### [SHORT PROBLEM]
Every record should be written out exactly, with the pictures left out.

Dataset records

☆ ☆ ☆ ☆

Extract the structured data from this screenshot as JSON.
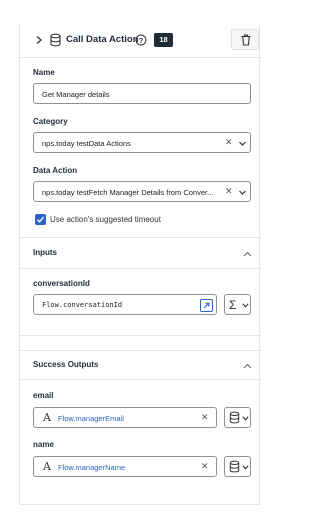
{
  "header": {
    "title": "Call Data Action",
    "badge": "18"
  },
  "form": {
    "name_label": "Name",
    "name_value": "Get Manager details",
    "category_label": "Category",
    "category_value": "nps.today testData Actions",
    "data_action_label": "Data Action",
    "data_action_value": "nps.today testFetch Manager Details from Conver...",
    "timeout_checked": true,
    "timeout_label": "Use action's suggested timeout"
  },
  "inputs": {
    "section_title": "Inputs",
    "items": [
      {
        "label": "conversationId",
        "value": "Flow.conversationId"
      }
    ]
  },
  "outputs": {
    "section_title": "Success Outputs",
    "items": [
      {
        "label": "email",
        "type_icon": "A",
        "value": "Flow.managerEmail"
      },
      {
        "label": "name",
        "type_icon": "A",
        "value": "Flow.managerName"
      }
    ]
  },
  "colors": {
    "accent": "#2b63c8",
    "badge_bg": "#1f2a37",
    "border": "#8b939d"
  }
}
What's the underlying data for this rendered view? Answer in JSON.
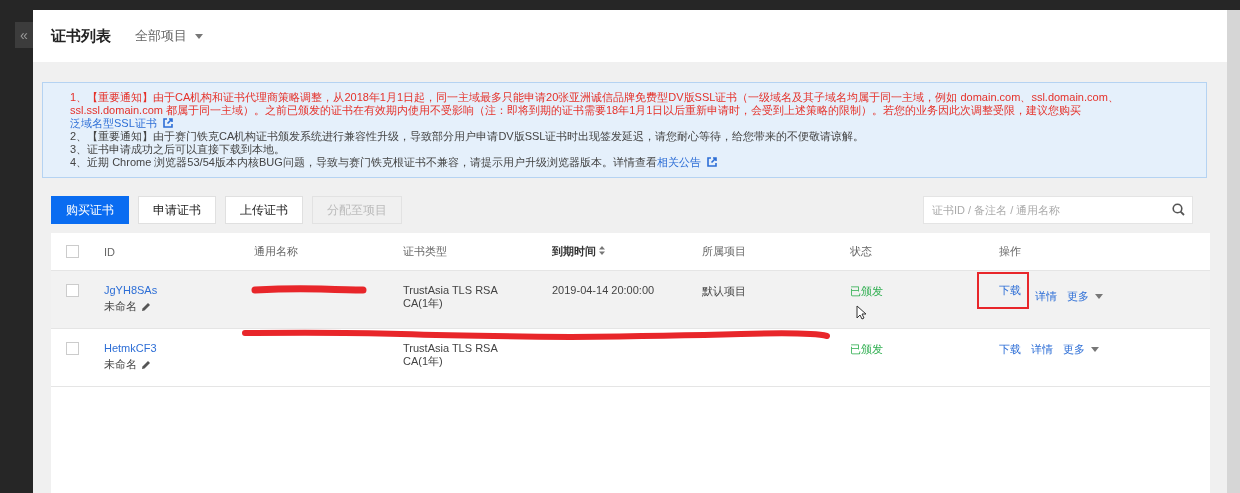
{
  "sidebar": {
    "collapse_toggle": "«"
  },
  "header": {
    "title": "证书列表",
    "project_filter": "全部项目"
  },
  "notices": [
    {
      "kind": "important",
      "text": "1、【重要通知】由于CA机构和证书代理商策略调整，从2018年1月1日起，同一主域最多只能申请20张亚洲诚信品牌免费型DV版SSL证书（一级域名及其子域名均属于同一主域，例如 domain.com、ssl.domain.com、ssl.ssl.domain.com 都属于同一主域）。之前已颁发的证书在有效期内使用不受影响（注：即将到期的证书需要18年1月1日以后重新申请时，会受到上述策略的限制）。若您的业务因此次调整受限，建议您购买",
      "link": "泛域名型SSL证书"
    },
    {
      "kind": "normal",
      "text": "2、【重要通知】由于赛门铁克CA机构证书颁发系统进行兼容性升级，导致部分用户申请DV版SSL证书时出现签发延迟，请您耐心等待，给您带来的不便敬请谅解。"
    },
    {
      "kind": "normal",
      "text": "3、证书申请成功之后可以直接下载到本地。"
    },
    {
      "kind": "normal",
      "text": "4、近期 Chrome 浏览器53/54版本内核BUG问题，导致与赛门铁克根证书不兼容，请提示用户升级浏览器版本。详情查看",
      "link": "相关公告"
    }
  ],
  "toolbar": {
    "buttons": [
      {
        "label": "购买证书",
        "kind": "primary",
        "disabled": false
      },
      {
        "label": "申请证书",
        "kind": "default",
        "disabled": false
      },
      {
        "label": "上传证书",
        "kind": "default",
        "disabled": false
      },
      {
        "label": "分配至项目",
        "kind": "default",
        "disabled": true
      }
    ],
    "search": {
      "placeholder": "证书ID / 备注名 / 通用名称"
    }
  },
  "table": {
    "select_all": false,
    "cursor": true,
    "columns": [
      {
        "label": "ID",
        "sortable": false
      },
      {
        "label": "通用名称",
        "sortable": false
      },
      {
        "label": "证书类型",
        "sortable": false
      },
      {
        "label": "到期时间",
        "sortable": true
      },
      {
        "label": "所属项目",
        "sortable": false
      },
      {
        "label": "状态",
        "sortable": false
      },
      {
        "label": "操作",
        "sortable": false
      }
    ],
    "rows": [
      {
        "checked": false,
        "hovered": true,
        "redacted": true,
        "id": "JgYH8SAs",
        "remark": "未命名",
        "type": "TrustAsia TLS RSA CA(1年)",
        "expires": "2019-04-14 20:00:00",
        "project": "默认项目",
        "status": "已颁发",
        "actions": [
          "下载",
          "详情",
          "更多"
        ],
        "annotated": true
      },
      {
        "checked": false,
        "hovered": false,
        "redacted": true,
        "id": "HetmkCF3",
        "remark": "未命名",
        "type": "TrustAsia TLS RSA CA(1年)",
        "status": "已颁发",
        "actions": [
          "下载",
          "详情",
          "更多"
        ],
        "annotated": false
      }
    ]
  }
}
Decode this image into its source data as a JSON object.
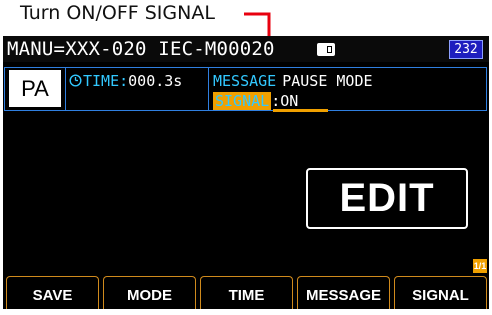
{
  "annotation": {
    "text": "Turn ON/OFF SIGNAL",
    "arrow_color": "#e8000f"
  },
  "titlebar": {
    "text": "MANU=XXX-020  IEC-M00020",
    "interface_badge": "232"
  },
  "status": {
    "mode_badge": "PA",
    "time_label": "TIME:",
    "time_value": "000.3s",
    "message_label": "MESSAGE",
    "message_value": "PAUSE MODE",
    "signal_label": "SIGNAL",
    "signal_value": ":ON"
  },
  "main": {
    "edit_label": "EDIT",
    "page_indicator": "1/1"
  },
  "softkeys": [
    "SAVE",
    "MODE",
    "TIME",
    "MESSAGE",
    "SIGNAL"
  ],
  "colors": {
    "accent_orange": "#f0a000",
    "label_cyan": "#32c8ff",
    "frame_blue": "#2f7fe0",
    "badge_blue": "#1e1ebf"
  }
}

☆ ☆ ☆ ☆

### [WRITTEN RESPONSE]
Extract the structured data from this screenshot as JSON.
{
  "header": {
    "title": "Call Data Action",
    "badge": "18"
  },
  "form": {
    "name_label": "Name",
    "name_value": "Get Manager details",
    "category_label": "Category",
    "category_value": "nps.today testData Actions",
    "data_action_label": "Data Action",
    "data_action_value": "nps.today testFetch Manager Details from Conver...",
    "timeout_checked": true,
    "timeout_label": "Use action's suggested timeout"
  },
  "inputs": {
    "section_title": "Inputs",
    "items": [
      {
        "label": "conversationId",
        "value": "Flow.conversationId"
      }
    ]
  },
  "outputs": {
    "section_title": "Success Outputs",
    "items": [
      {
        "label": "email",
        "type_icon": "A",
        "value": "Flow.managerEmail"
      },
      {
        "label": "name",
        "type_icon": "A",
        "value": "Flow.managerName"
      }
    ]
  },
  "colors": {
    "accent": "#2b63c8",
    "badge_bg": "#1f2a37",
    "border": "#8b939d"
  }
}
What's the underlying data for this rendered view? Answer in JSON.
{
  "sidebar": {
    "collapse_toggle": "«"
  },
  "header": {
    "title": "证书列表",
    "project_filter": "全部项目"
  },
  "notices": [
    {
      "kind": "important",
      "text": "1、【重要通知】由于CA机构和证书代理商策略调整，从2018年1月1日起，同一主域最多只能申请20张亚洲诚信品牌免费型DV版SSL证书（一级域名及其子域名均属于同一主域，例如 domain.com、ssl.domain.com、ssl.ssl.domain.com 都属于同一主域）。之前已颁发的证书在有效期内使用不受影响（注：即将到期的证书需要18年1月1日以后重新申请时，会受到上述策略的限制）。若您的业务因此次调整受限，建议您购买",
      "link": "泛域名型SSL证书"
    },
    {
      "kind": "normal",
      "text": "2、【重要通知】由于赛门铁克CA机构证书颁发系统进行兼容性升级，导致部分用户申请DV版SSL证书时出现签发延迟，请您耐心等待，给您带来的不便敬请谅解。"
    },
    {
      "kind": "normal",
      "text": "3、证书申请成功之后可以直接下载到本地。"
    },
    {
      "kind": "normal",
      "text": "4、近期 Chrome 浏览器53/54版本内核BUG问题，导致与赛门铁克根证书不兼容，请提示用户升级浏览器版本。详情查看",
      "link": "相关公告"
    }
  ],
  "toolbar": {
    "buttons": [
      {
        "label": "购买证书",
        "kind": "primary",
        "disabled": false
      },
      {
        "label": "申请证书",
        "kind": "default",
        "disabled": false
      },
      {
        "label": "上传证书",
        "kind": "default",
        "disabled": false
      },
      {
        "label": "分配至项目",
        "kind": "default",
        "disabled": true
      }
    ],
    "search": {
      "placeholder": "证书ID / 备注名 / 通用名称"
    }
  },
  "table": {
    "select_all": false,
    "cursor": true,
    "columns": [
      {
        "label": "ID",
        "sortable": false
      },
      {
        "label": "通用名称",
        "sortable": false
      },
      {
        "label": "证书类型",
        "sortable": false
      },
      {
        "label": "到期时间",
        "sortable": true
      },
      {
        "label": "所属项目",
        "sortable": false
      },
      {
        "label": "状态",
        "sortable": false
      },
      {
        "label": "操作",
        "sortable": false
      }
    ],
    "rows": [
      {
        "checked": false,
        "hovered": true,
        "redacted": true,
        "id": "JgYH8SAs",
        "remark": "未命名",
        "type": "TrustAsia TLS RSA CA(1年)",
        "expires": "2019-04-14 20:00:00",
        "project": "默认项目",
        "status": "已颁发",
        "actions": [
          "下载",
          "详情",
          "更多"
        ],
        "annotated": true
      },
      {
        "checked": false,
        "hovered": false,
        "redacted": true,
        "id": "HetmkCF3",
        "remark": "未命名",
        "type": "TrustAsia TLS RSA CA(1年)",
        "status": "已颁发",
        "actions": [
          "下载",
          "详情",
          "更多"
        ],
        "annotated": false
      }
    ]
  }
}
Decode this image into its source data as a JSON object.
{
  "annotation": {
    "text": "Turn ON/OFF SIGNAL",
    "arrow_color": "#e8000f"
  },
  "titlebar": {
    "text": "MANU=XXX-020  IEC-M00020",
    "interface_badge": "232"
  },
  "status": {
    "mode_badge": "PA",
    "time_label": "TIME:",
    "time_value": "000.3s",
    "message_label": "MESSAGE",
    "message_value": "PAUSE MODE",
    "signal_label": "SIGNAL",
    "signal_value": ":ON"
  },
  "main": {
    "edit_label": "EDIT",
    "page_indicator": "1/1"
  },
  "softkeys": [
    "SAVE",
    "MODE",
    "TIME",
    "MESSAGE",
    "SIGNAL"
  ],
  "colors": {
    "accent_orange": "#f0a000",
    "label_cyan": "#32c8ff",
    "frame_blue": "#2f7fe0",
    "badge_blue": "#1e1ebf"
  }
}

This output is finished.